Copy every line of the records below without changing a single character.

## begin STORED ROWS

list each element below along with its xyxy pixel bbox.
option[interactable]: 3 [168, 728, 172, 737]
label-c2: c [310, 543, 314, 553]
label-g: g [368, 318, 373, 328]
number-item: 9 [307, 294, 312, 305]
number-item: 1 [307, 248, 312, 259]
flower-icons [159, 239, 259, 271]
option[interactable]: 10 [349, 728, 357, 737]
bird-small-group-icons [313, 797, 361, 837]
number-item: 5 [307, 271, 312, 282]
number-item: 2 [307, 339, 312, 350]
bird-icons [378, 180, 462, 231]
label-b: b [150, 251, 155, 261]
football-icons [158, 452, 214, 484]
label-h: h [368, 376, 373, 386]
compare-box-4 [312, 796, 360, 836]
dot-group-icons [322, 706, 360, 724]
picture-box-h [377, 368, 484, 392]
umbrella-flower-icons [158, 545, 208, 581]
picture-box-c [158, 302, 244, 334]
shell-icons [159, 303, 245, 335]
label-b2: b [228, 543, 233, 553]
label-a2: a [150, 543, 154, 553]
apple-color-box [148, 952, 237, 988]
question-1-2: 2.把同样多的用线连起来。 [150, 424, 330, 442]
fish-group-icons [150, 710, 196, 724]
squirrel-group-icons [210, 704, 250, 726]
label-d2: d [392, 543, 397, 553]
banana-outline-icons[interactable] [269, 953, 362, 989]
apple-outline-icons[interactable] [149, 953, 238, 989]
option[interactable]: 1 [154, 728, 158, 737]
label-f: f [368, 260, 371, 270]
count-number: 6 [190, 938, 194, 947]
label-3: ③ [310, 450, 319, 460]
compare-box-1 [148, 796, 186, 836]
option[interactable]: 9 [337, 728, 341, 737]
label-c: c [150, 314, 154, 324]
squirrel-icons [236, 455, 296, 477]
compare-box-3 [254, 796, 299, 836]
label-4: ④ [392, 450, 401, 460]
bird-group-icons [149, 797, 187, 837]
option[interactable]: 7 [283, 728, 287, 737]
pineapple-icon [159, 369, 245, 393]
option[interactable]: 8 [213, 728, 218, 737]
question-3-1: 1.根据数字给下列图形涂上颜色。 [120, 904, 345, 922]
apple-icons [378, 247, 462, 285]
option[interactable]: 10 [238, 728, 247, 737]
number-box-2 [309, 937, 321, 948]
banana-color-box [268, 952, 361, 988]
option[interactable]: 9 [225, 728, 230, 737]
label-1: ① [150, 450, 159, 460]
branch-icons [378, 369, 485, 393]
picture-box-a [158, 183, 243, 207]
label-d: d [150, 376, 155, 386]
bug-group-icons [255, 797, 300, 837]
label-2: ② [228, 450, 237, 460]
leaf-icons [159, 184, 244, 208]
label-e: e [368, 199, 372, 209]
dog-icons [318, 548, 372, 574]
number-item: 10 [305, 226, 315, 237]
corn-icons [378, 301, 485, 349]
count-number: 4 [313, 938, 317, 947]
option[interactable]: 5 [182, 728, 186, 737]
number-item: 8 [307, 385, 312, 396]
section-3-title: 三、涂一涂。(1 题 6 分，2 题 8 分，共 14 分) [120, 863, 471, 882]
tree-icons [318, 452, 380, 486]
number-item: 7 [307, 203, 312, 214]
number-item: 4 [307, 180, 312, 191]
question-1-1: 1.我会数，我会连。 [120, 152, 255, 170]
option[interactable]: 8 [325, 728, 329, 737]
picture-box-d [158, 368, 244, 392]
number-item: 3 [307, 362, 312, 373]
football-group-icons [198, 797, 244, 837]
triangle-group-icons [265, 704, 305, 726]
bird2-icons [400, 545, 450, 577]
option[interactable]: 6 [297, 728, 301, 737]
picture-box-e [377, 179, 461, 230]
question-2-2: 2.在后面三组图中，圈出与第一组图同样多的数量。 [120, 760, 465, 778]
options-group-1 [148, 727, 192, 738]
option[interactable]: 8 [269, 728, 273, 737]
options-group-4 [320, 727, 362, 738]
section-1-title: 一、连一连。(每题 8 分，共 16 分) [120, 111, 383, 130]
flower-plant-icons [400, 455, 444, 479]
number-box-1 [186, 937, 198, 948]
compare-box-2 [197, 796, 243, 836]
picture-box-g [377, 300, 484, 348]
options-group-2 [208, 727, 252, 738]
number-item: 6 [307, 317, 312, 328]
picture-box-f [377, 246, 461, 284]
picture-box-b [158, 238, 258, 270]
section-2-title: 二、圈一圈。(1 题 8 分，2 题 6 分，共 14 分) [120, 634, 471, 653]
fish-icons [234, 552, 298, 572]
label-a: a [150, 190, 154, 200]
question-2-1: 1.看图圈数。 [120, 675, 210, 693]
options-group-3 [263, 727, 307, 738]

## end STORED ROWS

• THE COMPLETED TASK
list each element below along with its xyxy pixel bbox.
option[interactable]: 3 [168, 728, 172, 737]
label-c2: c [310, 543, 314, 553]
label-g: g [368, 318, 373, 328]
number-item: 9 [307, 294, 312, 305]
number-item: 1 [307, 248, 312, 259]
flower-icons [159, 239, 259, 271]
option[interactable]: 10 [349, 728, 357, 737]
bird-small-group-icons [313, 797, 361, 837]
number-item: 5 [307, 271, 312, 282]
number-item: 2 [307, 339, 312, 350]
bird-icons [378, 180, 462, 231]
label-b: b [150, 251, 155, 261]
football-icons [158, 452, 214, 484]
label-h: h [368, 376, 373, 386]
compare-box-4 [312, 796, 360, 836]
dot-group-icons [322, 706, 360, 724]
picture-box-h [377, 368, 484, 392]
umbrella-flower-icons [158, 545, 208, 581]
picture-box-c [158, 302, 244, 334]
shell-icons [159, 303, 245, 335]
label-b2: b [228, 543, 233, 553]
label-a2: a [150, 543, 154, 553]
apple-color-box [148, 952, 237, 988]
question-1-2: 2.把同样多的用线连起来。 [150, 424, 330, 442]
fish-group-icons [150, 710, 196, 724]
squirrel-group-icons [210, 704, 250, 726]
label-d2: d [392, 543, 397, 553]
banana-outline-icons[interactable] [269, 953, 362, 989]
apple-outline-icons[interactable] [149, 953, 238, 989]
option[interactable]: 1 [154, 728, 158, 737]
label-f: f [368, 260, 371, 270]
count-number: 6 [190, 938, 194, 947]
label-3: ③ [310, 450, 319, 460]
compare-box-1 [148, 796, 186, 836]
option[interactable]: 9 [337, 728, 341, 737]
label-c: c [150, 314, 154, 324]
squirrel-icons [236, 455, 296, 477]
compare-box-3 [254, 796, 299, 836]
label-4: ④ [392, 450, 401, 460]
bird-group-icons [149, 797, 187, 837]
option[interactable]: 7 [283, 728, 287, 737]
pineapple-icon [159, 369, 245, 393]
option[interactable]: 8 [213, 728, 218, 737]
question-3-1: 1.根据数字给下列图形涂上颜色。 [120, 904, 345, 922]
apple-icons [378, 247, 462, 285]
option[interactable]: 10 [238, 728, 247, 737]
number-box-2 [309, 937, 321, 948]
banana-color-box [268, 952, 361, 988]
option[interactable]: 9 [225, 728, 230, 737]
label-1: ① [150, 450, 159, 460]
branch-icons [378, 369, 485, 393]
picture-box-a [158, 183, 243, 207]
label-d: d [150, 376, 155, 386]
bug-group-icons [255, 797, 300, 837]
label-2: ② [228, 450, 237, 460]
leaf-icons [159, 184, 244, 208]
label-e: e [368, 199, 372, 209]
dog-icons [318, 548, 372, 574]
number-item: 10 [305, 226, 315, 237]
corn-icons [378, 301, 485, 349]
count-number: 4 [313, 938, 317, 947]
option[interactable]: 5 [182, 728, 186, 737]
number-item: 8 [307, 385, 312, 396]
section-3-title: 三、涂一涂。(1 题 6 分，2 题 8 分，共 14 分) [120, 863, 471, 882]
tree-icons [318, 452, 380, 486]
number-item: 7 [307, 203, 312, 214]
number-item: 4 [307, 180, 312, 191]
question-1-1: 1.我会数，我会连。 [120, 152, 255, 170]
option[interactable]: 8 [325, 728, 329, 737]
picture-box-d [158, 368, 244, 392]
number-item: 3 [307, 362, 312, 373]
football-group-icons [198, 797, 244, 837]
triangle-group-icons [265, 704, 305, 726]
bird2-icons [400, 545, 450, 577]
option[interactable]: 6 [297, 728, 301, 737]
picture-box-e [377, 179, 461, 230]
question-2-2: 2.在后面三组图中，圈出与第一组图同样多的数量。 [120, 760, 465, 778]
options-group-1 [148, 727, 192, 738]
option[interactable]: 8 [269, 728, 273, 737]
options-group-4 [320, 727, 362, 738]
section-1-title: 一、连一连。(每题 8 分，共 16 分) [120, 111, 383, 130]
flower-plant-icons [400, 455, 444, 479]
number-box-1 [186, 937, 198, 948]
compare-box-2 [197, 796, 243, 836]
picture-box-g [377, 300, 484, 348]
options-group-2 [208, 727, 252, 738]
number-item: 6 [307, 317, 312, 328]
picture-box-f [377, 246, 461, 284]
picture-box-b [158, 238, 258, 270]
section-2-title: 二、圈一圈。(1 题 8 分，2 题 6 分，共 14 分) [120, 634, 471, 653]
fish-icons [234, 552, 298, 572]
label-a: a [150, 190, 154, 200]
question-2-1: 1.看图圈数。 [120, 675, 210, 693]
options-group-3 [263, 727, 307, 738]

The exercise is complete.